⟨
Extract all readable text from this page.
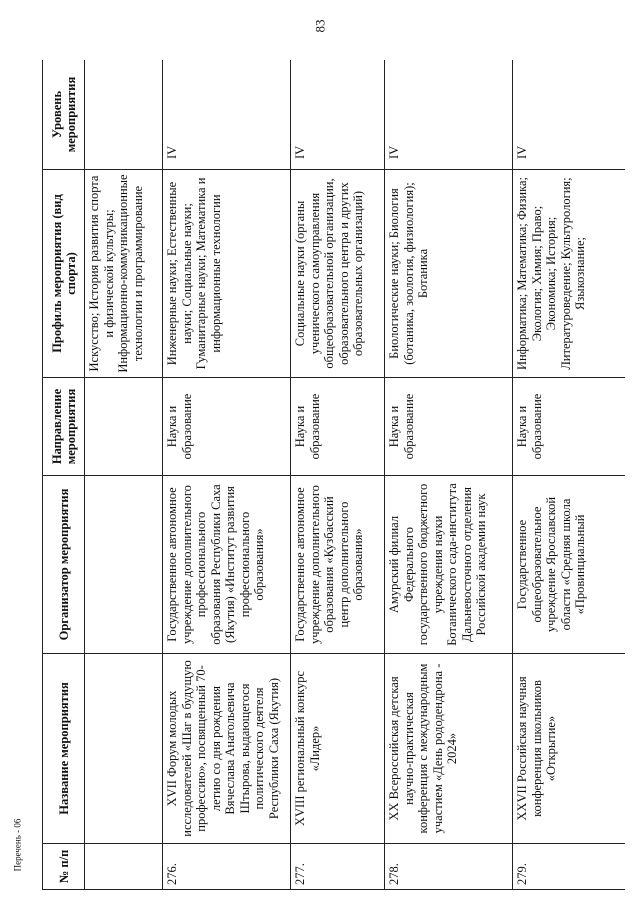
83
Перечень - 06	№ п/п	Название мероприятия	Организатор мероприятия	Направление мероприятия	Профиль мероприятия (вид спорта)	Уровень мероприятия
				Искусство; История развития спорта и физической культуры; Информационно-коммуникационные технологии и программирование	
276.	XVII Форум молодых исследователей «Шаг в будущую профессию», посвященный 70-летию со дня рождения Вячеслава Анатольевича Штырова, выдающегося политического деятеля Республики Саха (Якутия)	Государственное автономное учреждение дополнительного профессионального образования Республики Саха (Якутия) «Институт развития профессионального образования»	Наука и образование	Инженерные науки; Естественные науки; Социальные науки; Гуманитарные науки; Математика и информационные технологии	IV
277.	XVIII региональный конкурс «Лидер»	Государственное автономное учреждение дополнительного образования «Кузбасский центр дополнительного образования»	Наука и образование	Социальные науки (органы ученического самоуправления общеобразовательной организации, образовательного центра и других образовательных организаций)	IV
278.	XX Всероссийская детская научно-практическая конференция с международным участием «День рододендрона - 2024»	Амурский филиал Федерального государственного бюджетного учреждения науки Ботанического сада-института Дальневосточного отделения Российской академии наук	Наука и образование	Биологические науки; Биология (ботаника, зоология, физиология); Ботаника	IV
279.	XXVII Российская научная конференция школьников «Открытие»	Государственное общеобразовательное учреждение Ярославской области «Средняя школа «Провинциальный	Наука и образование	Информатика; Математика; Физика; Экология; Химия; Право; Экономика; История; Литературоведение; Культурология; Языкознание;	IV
⟩
◆ **Set task**
Make an exact copy of the whole listing, but don't bring over any pictures.

◆ **Answer for this exercise**
Extract all readable text from this page.
83
Перечень - 06	№ п/п	Название мероприятия	Организатор мероприятия	Направление мероприятия	Профиль мероприятия (вид спорта)	Уровень мероприятия
				Искусство; История развития спорта и физической культуры; Информационно-коммуникационные технологии и программирование	
276.	XVII Форум молодых исследователей «Шаг в будущую профессию», посвященный 70-летию со дня рождения Вячеслава Анатольевича Штырова, выдающегося политического деятеля Республики Саха (Якутия)	Государственное автономное учреждение дополнительного профессионального образования Республики Саха (Якутия) «Институт развития профессионального образования»	Наука и образование	Инженерные науки; Естественные науки; Социальные науки; Гуманитарные науки; Математика и информационные технологии	IV
277.	XVIII региональный конкурс «Лидер»	Государственное автономное учреждение дополнительного образования «Кузбасский центр дополнительного образования»	Наука и образование	Социальные науки (органы ученического самоуправления общеобразовательной организации, образовательного центра и других образовательных организаций)	IV
278.	XX Всероссийская детская научно-практическая конференция с международным участием «День рододендрона - 2024»	Амурский филиал Федерального государственного бюджетного учреждения науки Ботанического сада-института Дальневосточного отделения Российской академии наук	Наука и образование	Биологические науки; Биология (ботаника, зоология, физиология); Ботаника	IV
279.	XXVII Российская научная конференция школьников «Открытие»	Государственное общеобразовательное учреждение Ярославской области «Средняя школа «Провинциальный	Наука и образование	Информатика; Математика; Физика; Экология; Химия; Право; Экономика; История; Литературоведение; Культурология; Языкознание;	IV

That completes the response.